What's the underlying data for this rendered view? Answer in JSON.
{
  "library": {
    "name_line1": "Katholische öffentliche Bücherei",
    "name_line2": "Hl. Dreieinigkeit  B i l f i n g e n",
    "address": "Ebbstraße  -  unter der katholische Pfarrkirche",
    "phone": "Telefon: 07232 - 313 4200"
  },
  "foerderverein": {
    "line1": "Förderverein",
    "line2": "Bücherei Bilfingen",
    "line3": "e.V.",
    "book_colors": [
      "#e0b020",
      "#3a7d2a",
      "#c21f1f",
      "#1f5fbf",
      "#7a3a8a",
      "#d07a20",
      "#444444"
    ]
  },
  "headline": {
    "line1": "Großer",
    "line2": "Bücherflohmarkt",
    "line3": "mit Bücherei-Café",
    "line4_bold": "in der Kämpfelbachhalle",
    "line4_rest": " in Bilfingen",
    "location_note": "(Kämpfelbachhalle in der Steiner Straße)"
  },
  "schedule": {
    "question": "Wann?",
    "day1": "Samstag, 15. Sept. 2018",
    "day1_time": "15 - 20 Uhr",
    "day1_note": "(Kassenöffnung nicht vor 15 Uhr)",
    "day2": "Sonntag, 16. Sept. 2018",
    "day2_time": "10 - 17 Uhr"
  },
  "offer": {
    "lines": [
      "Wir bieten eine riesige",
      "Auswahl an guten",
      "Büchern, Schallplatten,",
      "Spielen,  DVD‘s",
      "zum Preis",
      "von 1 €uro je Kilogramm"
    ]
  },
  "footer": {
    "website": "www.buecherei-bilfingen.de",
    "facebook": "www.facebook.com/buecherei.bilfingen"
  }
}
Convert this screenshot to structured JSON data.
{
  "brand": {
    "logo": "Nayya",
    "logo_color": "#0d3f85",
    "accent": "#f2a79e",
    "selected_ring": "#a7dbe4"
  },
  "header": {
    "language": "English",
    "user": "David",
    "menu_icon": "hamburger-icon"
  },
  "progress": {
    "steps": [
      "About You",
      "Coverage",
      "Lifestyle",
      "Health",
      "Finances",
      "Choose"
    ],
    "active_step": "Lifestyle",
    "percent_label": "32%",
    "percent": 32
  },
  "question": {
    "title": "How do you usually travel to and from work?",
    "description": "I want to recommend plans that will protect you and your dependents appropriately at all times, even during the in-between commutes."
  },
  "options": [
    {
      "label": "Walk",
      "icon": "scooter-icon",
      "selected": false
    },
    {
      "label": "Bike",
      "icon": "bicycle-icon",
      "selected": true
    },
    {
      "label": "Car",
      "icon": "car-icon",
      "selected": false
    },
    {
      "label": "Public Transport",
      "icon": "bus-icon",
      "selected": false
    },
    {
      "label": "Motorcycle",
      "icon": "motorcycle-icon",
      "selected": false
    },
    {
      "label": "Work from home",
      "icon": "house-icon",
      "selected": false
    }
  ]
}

What you need to do | Hand back the material above in full, exactly as written.

The response |
What's the underlying data for this rendered view? Answer in JSON.
{
  "library": {
    "name_line1": "Katholische öffentliche Bücherei",
    "name_line2": "Hl. Dreieinigkeit  B i l f i n g e n",
    "address": "Ebbstraße  -  unter der katholische Pfarrkirche",
    "phone": "Telefon: 07232 - 313 4200"
  },
  "foerderverein": {
    "line1": "Förderverein",
    "line2": "Bücherei Bilfingen",
    "line3": "e.V.",
    "book_colors": [
      "#e0b020",
      "#3a7d2a",
      "#c21f1f",
      "#1f5fbf",
      "#7a3a8a",
      "#d07a20",
      "#444444"
    ]
  },
  "headline": {
    "line1": "Großer",
    "line2": "Bücherflohmarkt",
    "line3": "mit Bücherei-Café",
    "line4_bold": "in der Kämpfelbachhalle",
    "line4_rest": " in Bilfingen",
    "location_note": "(Kämpfelbachhalle in der Steiner Straße)"
  },
  "schedule": {
    "question": "Wann?",
    "day1": "Samstag, 15. Sept. 2018",
    "day1_time": "15 - 20 Uhr",
    "day1_note": "(Kassenöffnung nicht vor 15 Uhr)",
    "day2": "Sonntag, 16. Sept. 2018",
    "day2_time": "10 - 17 Uhr"
  },
  "offer": {
    "lines": [
      "Wir bieten eine riesige",
      "Auswahl an guten",
      "Büchern, Schallplatten,",
      "Spielen,  DVD‘s",
      "zum Preis",
      "von 1 €uro je Kilogramm"
    ]
  },
  "footer": {
    "website": "www.buecherei-bilfingen.de",
    "facebook": "www.facebook.com/buecherei.bilfingen"
  }
}
Convert this screenshot to structured JSON data.
{
  "brand": {
    "logo": "Nayya",
    "logo_color": "#0d3f85",
    "accent": "#f2a79e",
    "selected_ring": "#a7dbe4"
  },
  "header": {
    "language": "English",
    "user": "David",
    "menu_icon": "hamburger-icon"
  },
  "progress": {
    "steps": [
      "About You",
      "Coverage",
      "Lifestyle",
      "Health",
      "Finances",
      "Choose"
    ],
    "active_step": "Lifestyle",
    "percent_label": "32%",
    "percent": 32
  },
  "question": {
    "title": "How do you usually travel to and from work?",
    "description": "I want to recommend plans that will protect you and your dependents appropriately at all times, even during the in-between commutes."
  },
  "options": [
    {
      "label": "Walk",
      "icon": "scooter-icon",
      "selected": false
    },
    {
      "label": "Bike",
      "icon": "bicycle-icon",
      "selected": true
    },
    {
      "label": "Car",
      "icon": "car-icon",
      "selected": false
    },
    {
      "label": "Public Transport",
      "icon": "bus-icon",
      "selected": false
    },
    {
      "label": "Motorcycle",
      "icon": "motorcycle-icon",
      "selected": false
    },
    {
      "label": "Work from home",
      "icon": "house-icon",
      "selected": false
    }
  ]
}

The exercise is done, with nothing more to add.